AIM: Search the listing below for "路费自理". Copy each matching line.

──────────────────────────────

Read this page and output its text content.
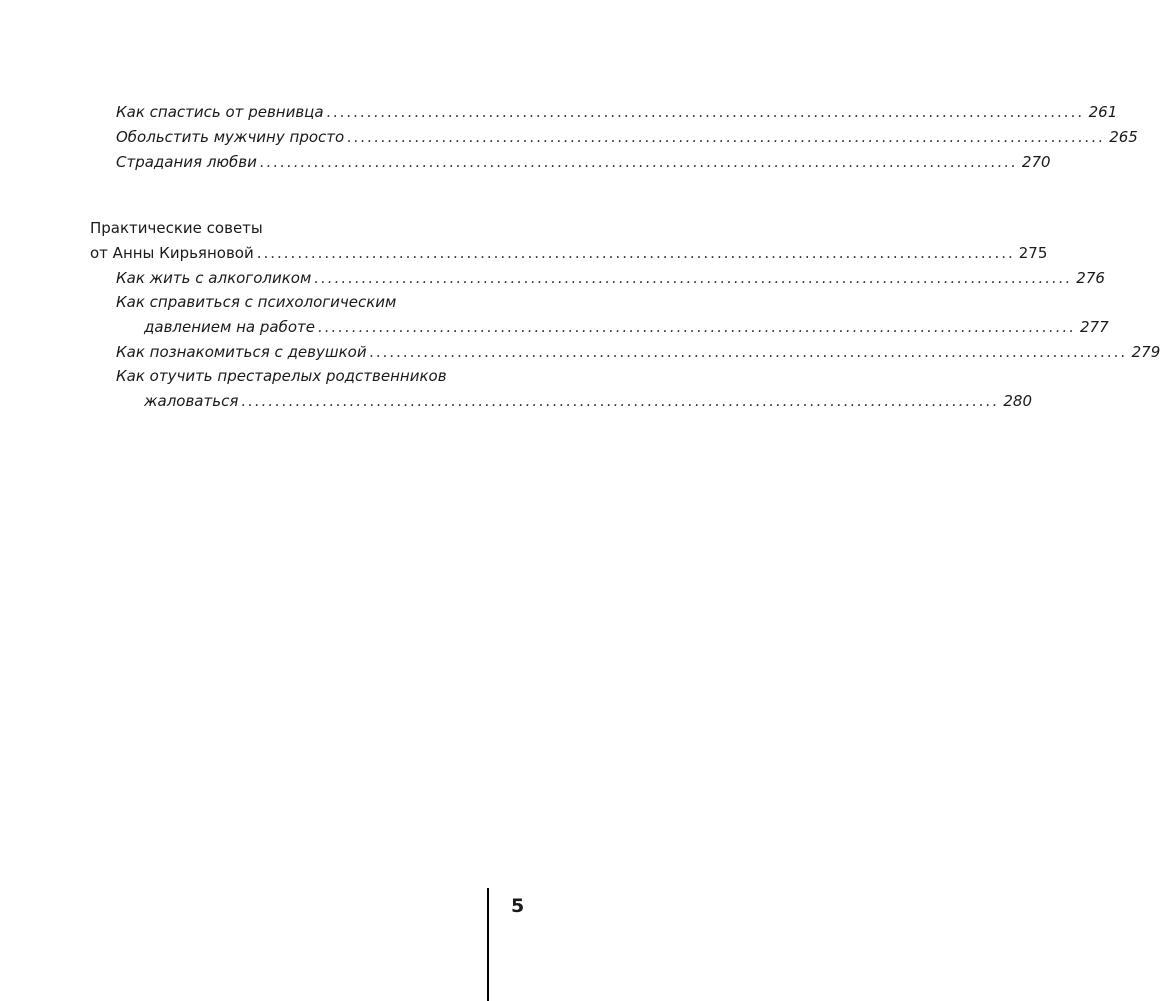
Как спастись от ревнивца ................................................................................................................ 261
Обольстить мужчину просто ................................................................................................................ 265
Страдания любви ................................................................................................................ 270
Практические советы
от Анны Кирьяновой ................................................................................................................ 275
Как жить с алкоголиком ................................................................................................................ 276
Как справиться с психологическим
давлением на работе ................................................................................................................ 277
Как познакомиться с девушкой ................................................................................................................ 279
Как отучить престарелых родственников
жаловаться ................................................................................................................ 280
5
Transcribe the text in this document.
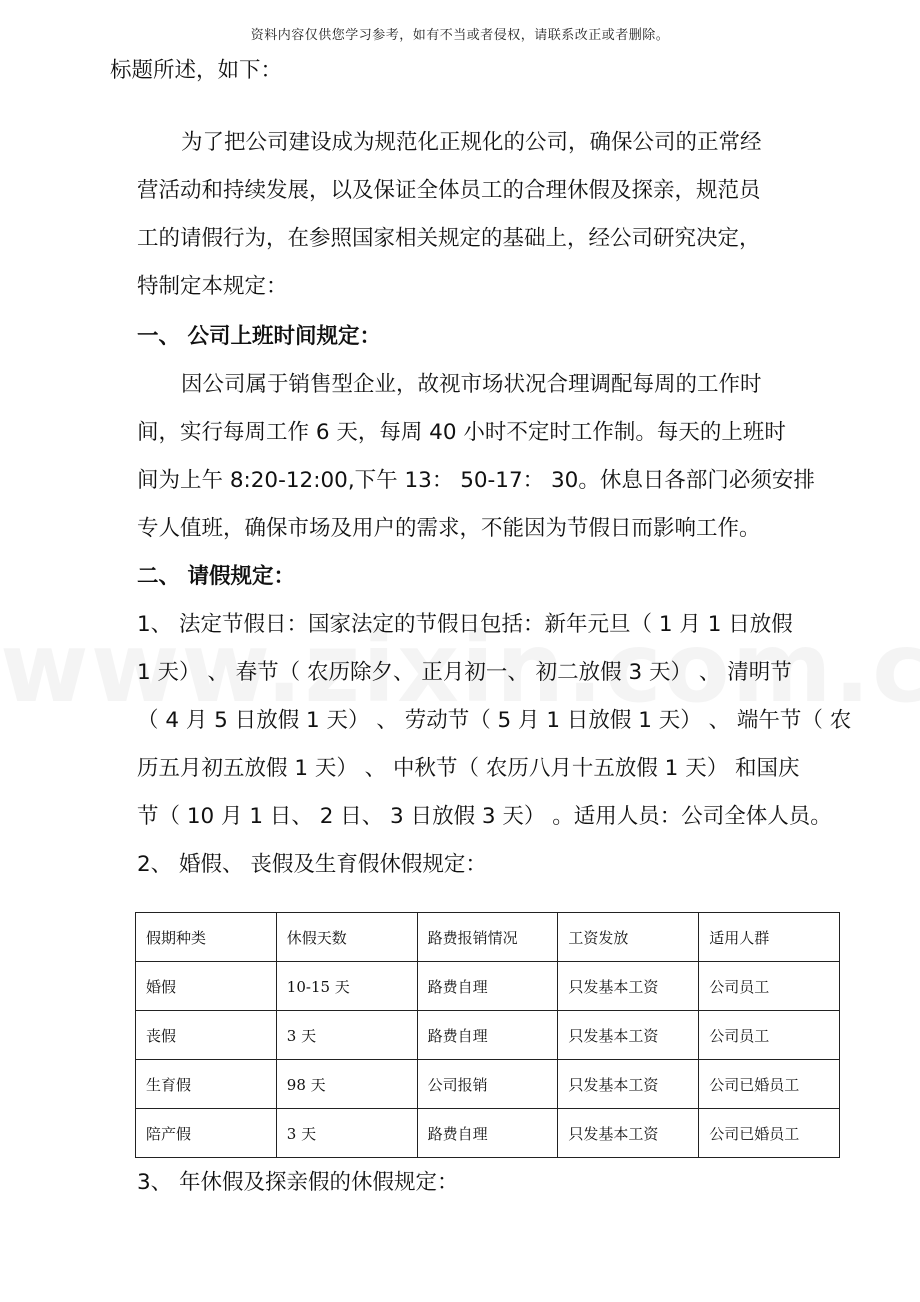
资料内容仅供您学习参考，如有不当或者侵权，请联系改正或者删除。
标题所述，如下：
为了把公司建设成为规范化正规化的公司，确保公司的正常经
营活动和持续发展，以及保证全体员工的合理休假及探亲，规范员
工的请假行为，在参照国家相关规定的基础上，经公司研究决定，
特制定本规定：
一、 公司上班时间规定：
因公司属于销售型企业，故视市场状况合理调配每周的工作时
间，实行每周工作 6 天，每周 40 小时不定时工作制。每天的上班时
间为上午 8:20-12:00,下午 13： 50-17： 30。休息日各部门必须安排
专人值班，确保市场及用户的需求，不能因为节假日而影响工作。
二、 请假规定：
1、 法定节假日：国家法定的节假日包括：新年元旦（ 1 月 1 日放假
1 天） 、 春节（ 农历除夕、 正月初一、 初二放假 3 天） 、 清明节
（ 4 月 5 日放假 1 天） 、 劳动节（ 5 月 1 日放假 1 天） 、 端午节（ 农
历五月初五放假 1 天） 、 中秋节（ 农历八月十五放假 1 天） 和国庆
节（ 10 月 1 日、 2 日、 3 日放假 3 天） 。适用人员：公司全体人员。
2、 婚假、 丧假及生育假休假规定：
假期种类	休假天数	路费报销情况	工资发放	适用人群
婚假	10-15 天	路费自理	只发基本工资	公司员工
丧假	3 天	路费自理	只发基本工资	公司员工
生育假	98 天	公司报销	只发基本工资	公司已婚员工
陪产假	3 天	路费自理	只发基本工资	公司已婚员工
3、 年休假及探亲假的休假规定：
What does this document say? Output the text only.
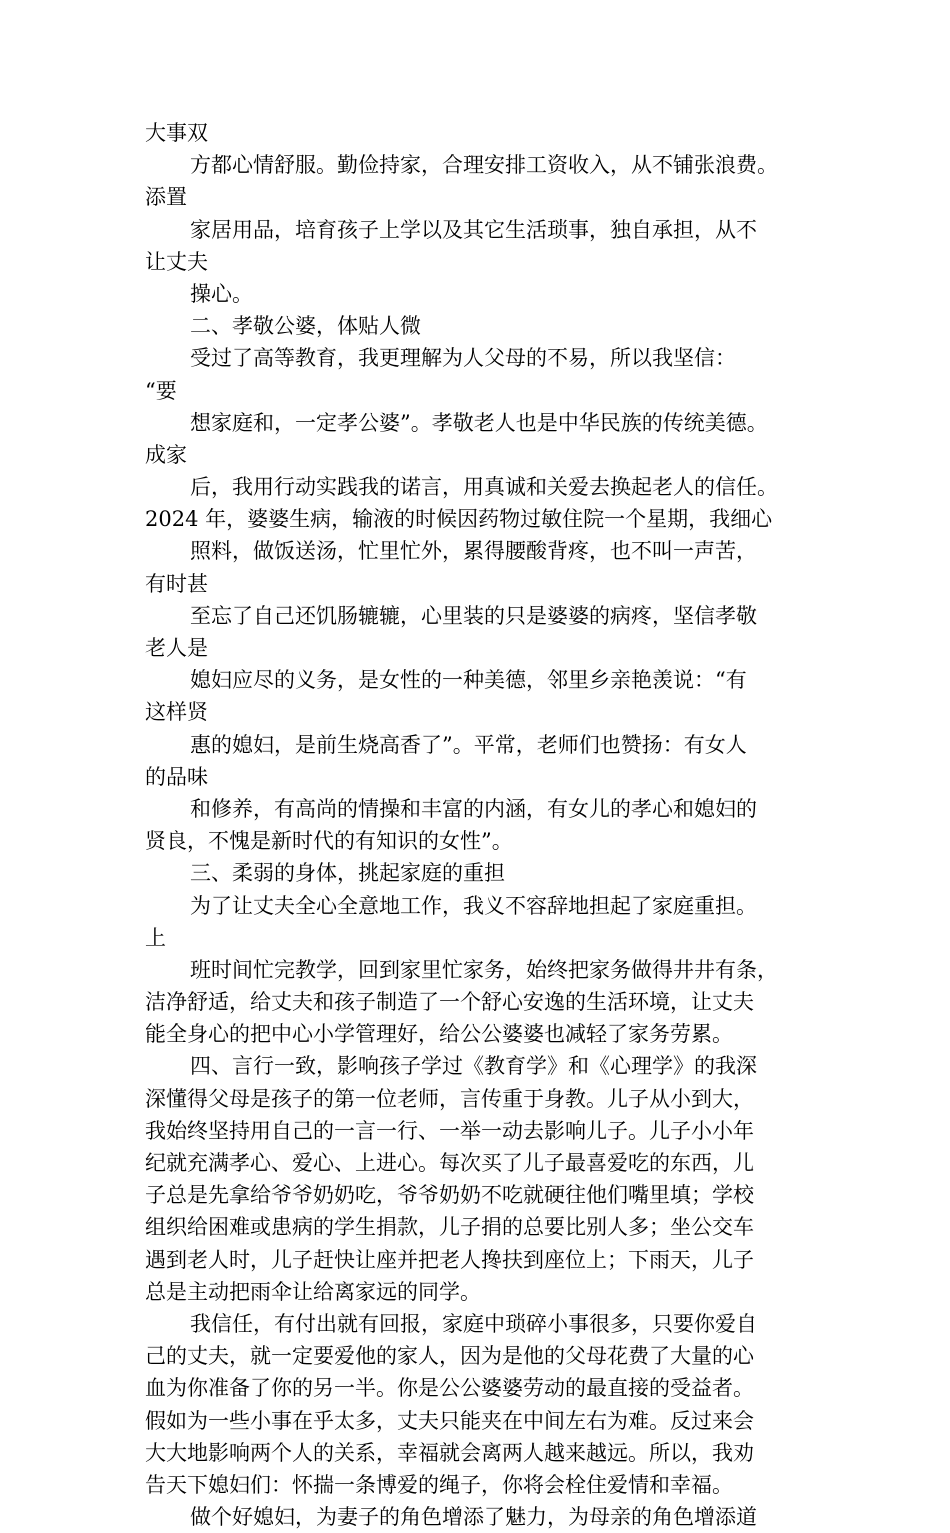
大事双
方都心情舒服。勤俭持家，合理安排工资收入，从不铺张浪费。
添置
家居用品，培育孩子上学以及其它生活琐事，独自承担，从不
让丈夫
操心。
二、孝敬公婆，体贴人微
受过了高等教育，我更理解为人父母的不易，所以我坚信：
“要
想家庭和，一定孝公婆”。孝敬老人也是中华民族的传统美德。
成家
后，我用行动实践我的诺言，用真诚和关爱去换起老人的信任。
2024 年，婆婆生病，输液的时候因药物过敏住院一个星期，我细心
照料，做饭送汤，忙里忙外，累得腰酸背疼，也不叫一声苦，
有时甚
至忘了自己还饥肠辘辘，心里装的只是婆婆的病疼，坚信孝敬
老人是
媳妇应尽的义务，是女性的一种美德，邻里乡亲艳羡说：“有
这样贤
惠的媳妇，是前生烧高香了”。平常，老师们也赞扬：有女人
的品味
和修养，有高尚的情操和丰富的内涵，有女儿的孝心和媳妇的
贤良，不愧是新时代的有知识的女性”。
三、柔弱的身体，挑起家庭的重担
为了让丈夫全心全意地工作，我义不容辞地担起了家庭重担。
上
班时间忙完教学，回到家里忙家务，始终把家务做得井井有条，
洁净舒适，给丈夫和孩子制造了一个舒心安逸的生活环境，让丈夫
能全身心的把中心小学管理好，给公公婆婆也减轻了家务劳累。
四、言行一致，影响孩子学过《教育学》和《心理学》的我深
深懂得父母是孩子的第一位老师，言传重于身教。儿子从小到大，
我始终坚持用自己的一言一行、一举一动去影响儿子。儿子小小年
纪就充满孝心、爱心、上进心。每次买了儿子最喜爱吃的东西，儿
子总是先拿给爷爷奶奶吃，爷爷奶奶不吃就硬往他们嘴里填；学校
组织给困难或患病的学生捐款，儿子捐的总要比别人多；坐公交车
遇到老人时，儿子赶快让座并把老人搀扶到座位上；下雨天，儿子
总是主动把雨伞让给离家远的同学。
我信任，有付出就有回报，家庭中琐碎小事很多，只要你爱自
己的丈夫，就一定要爱他的家人，因为是他的父母花费了大量的心
血为你准备了你的另一半。你是公公婆婆劳动的最直接的受益者。
假如为一些小事在乎太多，丈夫只能夹在中间左右为难。反过来会
大大地影响两个人的关系，幸福就会离两人越来越远。所以，我劝
告天下媳妇们：怀揣一条博爱的绳子，你将会栓住爱情和幸福。
做个好媳妇，为妻子的角色增添了魅力，为母亲的角色增添道
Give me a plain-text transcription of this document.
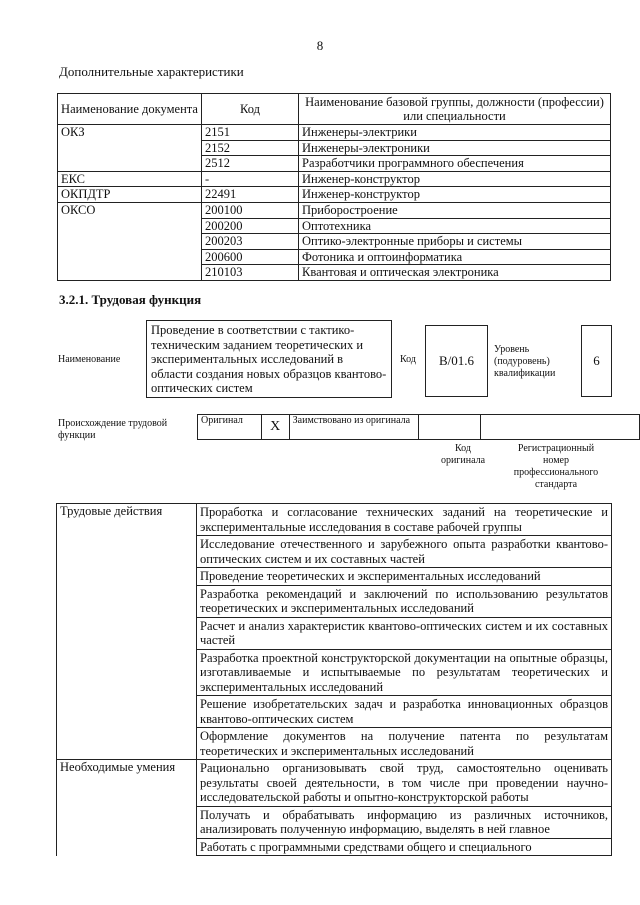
8
Дополнительные характеристики
Наименование документа	Код	Наименование базовой группы, должности (профессии) или специальности
ОКЗ	2151	Инженеры-электрики
	2152	Инженеры-электроники
	2512	Разработчики программного обеспечения
ЕКС	-	Инженер-конструктор
ОКПДТР	22491	Инженер-конструктор
ОКСО	200100	Приборостроение
	200200	Оптотехника
	200203	Оптико-электронные приборы и системы
	200600	Фотоника и оптоинформатика
	210103	Квантовая и оптическая электроника
3.2.1. Трудовая функция
Наименование
Проведение в соответствии с тактико-техническим заданием теоретических и экспериментальных исследований в области создания новых образцов квантово-оптических систем
Код	B/01.6
Уровень (подуровень) квалификации
6
Происхождение трудовой функции
Оригинал	X	Заимствовано из оригинала		
Код оригинала
Регистрационный номер профессионального стандарта
Трудовые действия	Проработка и согласование технических заданий на теоретические и экспериментальные исследования в составе рабочей группы
	Исследование отечественного и зарубежного опыта разработки квантово-оптических систем и их составных частей
	Проведение теоретических и экспериментальных исследований
	Разработка рекомендаций и заключений по использованию результатов теоретических и экспериментальных исследований
	Расчет и анализ характеристик квантово-оптических систем и их составных частей
	Разработка проектной конструкторской документации на опытные образцы, изготавливаемые и испытываемые по результатам теоретических и экспериментальных исследований
	Решение изобретательских задач и разработка инновационных образцов квантово-оптических систем
	Оформление документов на получение патента по результатам теоретических и экспериментальных исследований
Необходимые умения	Рационально организовывать свой труд, самостоятельно оценивать результаты своей деятельности, в том числе при проведении научно-исследовательской работы и опытно-конструкторской работы
	Получать и обрабатывать информацию из различных источников, анализировать полученную информацию, выделять в ней главное
	Работать с программными средствами общего и специального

──────────────────────────────

CORRECT RESULT:
婚假	10-15 天	路费自理	只发基本工资	公司员工
丧假	3 天	路费自理	只发基本工资	公司员工
陪产假	3 天	路费自理	只发基本工资	公司已婚员工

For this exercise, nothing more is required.